• AIM OF THE EXERCISE: For each line below that includes the word "squared", make a copy.

- - - - -

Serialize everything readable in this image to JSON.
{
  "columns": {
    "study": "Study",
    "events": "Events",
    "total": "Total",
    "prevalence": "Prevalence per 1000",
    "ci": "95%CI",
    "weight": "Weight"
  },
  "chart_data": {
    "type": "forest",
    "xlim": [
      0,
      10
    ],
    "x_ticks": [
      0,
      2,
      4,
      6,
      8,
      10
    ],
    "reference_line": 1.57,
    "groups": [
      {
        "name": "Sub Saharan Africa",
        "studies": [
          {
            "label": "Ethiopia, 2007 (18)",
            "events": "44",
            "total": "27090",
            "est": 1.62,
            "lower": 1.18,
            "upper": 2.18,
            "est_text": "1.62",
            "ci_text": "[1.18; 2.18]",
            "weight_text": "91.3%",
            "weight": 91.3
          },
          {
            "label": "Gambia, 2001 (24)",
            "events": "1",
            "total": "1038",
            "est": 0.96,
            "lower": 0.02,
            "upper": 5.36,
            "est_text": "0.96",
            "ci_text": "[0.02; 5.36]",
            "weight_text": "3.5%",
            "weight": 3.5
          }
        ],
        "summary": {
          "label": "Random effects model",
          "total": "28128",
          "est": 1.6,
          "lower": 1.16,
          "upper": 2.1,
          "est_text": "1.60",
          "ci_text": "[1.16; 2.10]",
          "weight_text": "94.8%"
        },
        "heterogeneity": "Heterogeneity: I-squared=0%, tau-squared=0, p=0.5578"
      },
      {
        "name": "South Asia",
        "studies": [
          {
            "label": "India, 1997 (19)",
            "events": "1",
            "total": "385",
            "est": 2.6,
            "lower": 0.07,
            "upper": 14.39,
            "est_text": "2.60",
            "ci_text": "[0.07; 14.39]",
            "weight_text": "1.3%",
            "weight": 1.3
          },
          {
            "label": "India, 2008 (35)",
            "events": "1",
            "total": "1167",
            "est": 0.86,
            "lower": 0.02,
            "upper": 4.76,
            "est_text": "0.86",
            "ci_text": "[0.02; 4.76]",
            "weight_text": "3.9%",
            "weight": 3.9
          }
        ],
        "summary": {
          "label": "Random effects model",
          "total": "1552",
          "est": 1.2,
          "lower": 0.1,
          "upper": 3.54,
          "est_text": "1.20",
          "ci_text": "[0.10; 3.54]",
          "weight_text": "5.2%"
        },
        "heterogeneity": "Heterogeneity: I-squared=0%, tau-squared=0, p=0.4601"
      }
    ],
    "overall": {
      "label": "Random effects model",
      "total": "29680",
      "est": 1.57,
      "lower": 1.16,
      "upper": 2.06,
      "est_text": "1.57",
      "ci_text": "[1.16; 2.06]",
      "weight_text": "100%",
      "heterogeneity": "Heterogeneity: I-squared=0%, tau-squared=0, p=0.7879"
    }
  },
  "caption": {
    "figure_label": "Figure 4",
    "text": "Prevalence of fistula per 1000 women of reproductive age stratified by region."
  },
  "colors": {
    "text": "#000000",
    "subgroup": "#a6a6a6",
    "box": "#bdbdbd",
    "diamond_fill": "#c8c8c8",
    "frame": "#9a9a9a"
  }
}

- - - - -

• THE RESULT:
        "heterogeneity": "Heterogeneity: I-squared=0%, tau-squared=0, p=0.5578"
        "heterogeneity": "Heterogeneity: I-squared=0%, tau-squared=0, p=0.4601"
      "heterogeneity": "Heterogeneity: I-squared=0%, tau-squared=0, p=0.7879"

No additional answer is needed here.